» Your goal:
Copy each line containing the word "Windows" from the records that follow, please.

[Dataset rows]
— begin —

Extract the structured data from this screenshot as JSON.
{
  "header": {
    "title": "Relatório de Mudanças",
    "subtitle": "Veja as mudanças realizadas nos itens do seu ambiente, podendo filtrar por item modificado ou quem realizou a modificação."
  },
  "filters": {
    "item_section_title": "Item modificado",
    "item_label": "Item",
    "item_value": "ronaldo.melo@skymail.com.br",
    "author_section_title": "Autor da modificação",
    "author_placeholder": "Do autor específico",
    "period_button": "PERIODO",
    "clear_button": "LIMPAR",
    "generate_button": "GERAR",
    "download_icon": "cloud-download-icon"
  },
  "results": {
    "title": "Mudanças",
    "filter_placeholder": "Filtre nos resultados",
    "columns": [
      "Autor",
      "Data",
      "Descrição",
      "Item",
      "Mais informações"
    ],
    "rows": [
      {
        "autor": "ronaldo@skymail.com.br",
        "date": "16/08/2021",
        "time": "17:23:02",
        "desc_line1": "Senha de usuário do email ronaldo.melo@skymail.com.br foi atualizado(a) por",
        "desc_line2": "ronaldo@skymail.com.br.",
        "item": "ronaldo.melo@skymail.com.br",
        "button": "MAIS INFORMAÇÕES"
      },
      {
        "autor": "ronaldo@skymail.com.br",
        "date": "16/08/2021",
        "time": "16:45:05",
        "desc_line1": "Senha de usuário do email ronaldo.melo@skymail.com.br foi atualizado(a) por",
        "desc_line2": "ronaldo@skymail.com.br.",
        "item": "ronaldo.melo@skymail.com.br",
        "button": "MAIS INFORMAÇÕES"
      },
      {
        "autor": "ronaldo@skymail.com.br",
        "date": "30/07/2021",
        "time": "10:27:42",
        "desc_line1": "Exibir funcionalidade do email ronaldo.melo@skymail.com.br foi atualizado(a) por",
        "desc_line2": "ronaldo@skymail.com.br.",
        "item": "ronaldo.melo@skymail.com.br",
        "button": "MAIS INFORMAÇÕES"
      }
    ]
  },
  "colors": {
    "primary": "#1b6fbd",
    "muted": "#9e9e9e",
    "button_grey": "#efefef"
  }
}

— end —
— begin —

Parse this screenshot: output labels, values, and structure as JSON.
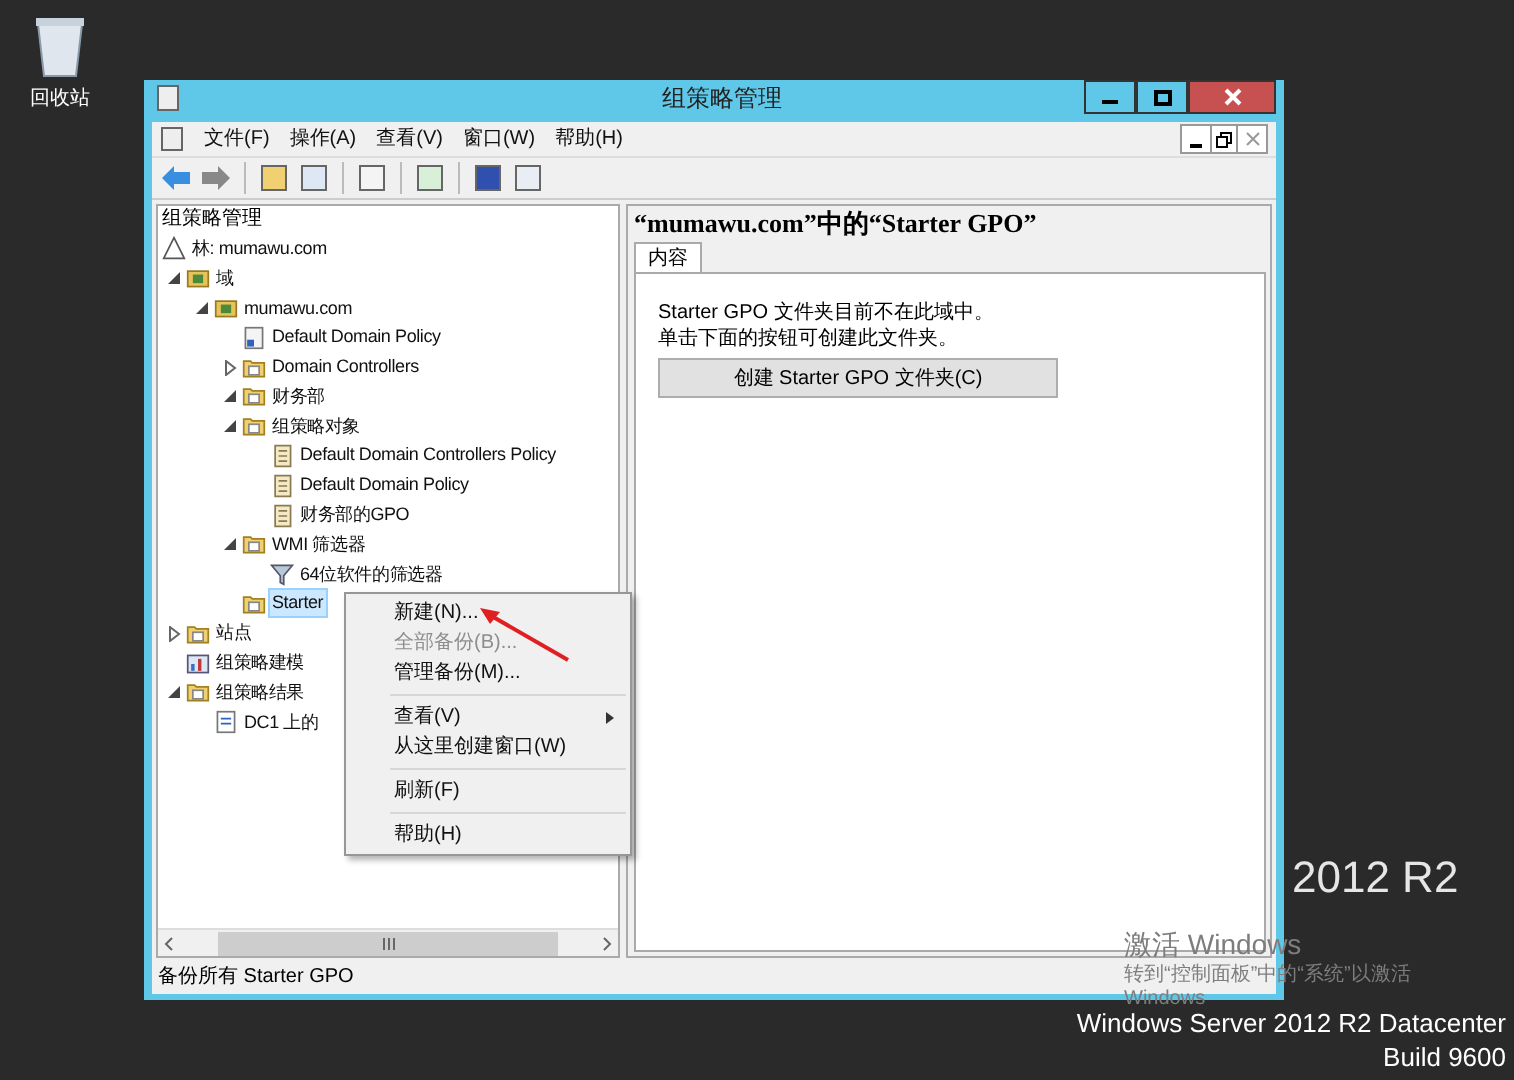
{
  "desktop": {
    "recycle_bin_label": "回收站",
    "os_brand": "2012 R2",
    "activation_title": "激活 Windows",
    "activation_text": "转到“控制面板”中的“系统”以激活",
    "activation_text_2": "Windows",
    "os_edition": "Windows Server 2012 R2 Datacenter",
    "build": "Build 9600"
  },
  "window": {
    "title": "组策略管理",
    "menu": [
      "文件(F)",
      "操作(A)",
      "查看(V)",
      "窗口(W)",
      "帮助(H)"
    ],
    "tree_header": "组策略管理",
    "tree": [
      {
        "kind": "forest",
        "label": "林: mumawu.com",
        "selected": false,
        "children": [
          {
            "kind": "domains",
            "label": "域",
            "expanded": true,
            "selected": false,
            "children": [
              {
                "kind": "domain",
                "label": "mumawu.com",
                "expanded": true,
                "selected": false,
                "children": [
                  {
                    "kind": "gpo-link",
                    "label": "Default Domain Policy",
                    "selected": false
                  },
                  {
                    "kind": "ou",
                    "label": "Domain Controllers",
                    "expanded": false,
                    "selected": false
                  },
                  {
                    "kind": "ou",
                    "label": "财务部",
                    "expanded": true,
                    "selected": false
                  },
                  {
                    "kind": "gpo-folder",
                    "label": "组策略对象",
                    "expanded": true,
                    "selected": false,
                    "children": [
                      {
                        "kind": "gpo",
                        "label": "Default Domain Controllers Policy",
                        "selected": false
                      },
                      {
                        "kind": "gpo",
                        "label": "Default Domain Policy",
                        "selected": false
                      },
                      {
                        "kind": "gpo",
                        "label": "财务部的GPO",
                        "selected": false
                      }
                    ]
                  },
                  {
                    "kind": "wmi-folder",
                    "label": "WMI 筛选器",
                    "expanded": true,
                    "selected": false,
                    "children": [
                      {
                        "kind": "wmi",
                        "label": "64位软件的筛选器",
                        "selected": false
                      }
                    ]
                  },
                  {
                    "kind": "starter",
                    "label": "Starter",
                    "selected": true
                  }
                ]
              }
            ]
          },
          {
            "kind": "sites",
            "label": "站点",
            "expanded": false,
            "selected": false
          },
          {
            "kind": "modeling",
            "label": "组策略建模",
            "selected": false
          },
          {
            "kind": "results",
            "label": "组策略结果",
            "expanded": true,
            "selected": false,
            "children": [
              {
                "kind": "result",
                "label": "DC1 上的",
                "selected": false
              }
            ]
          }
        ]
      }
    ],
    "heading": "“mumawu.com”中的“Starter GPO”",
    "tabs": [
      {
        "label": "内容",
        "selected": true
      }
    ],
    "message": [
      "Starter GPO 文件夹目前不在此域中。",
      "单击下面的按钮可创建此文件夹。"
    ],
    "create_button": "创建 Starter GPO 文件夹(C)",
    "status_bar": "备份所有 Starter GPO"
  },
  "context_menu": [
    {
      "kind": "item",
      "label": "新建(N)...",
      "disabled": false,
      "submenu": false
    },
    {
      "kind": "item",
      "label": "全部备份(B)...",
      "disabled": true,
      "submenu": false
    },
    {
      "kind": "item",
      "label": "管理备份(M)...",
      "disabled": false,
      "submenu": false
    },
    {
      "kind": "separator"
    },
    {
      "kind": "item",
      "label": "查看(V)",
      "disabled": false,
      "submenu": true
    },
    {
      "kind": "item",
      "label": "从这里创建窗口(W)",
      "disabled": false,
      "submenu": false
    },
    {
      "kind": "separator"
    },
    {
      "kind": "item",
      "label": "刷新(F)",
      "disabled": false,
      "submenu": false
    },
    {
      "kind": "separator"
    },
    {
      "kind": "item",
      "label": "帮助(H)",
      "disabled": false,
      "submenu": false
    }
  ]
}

— end —

» Result:
    "activation_title": "激活 Windows",
    "activation_text_2": "Windows",
    "os_edition": "Windows Server 2012 R2 Datacenter",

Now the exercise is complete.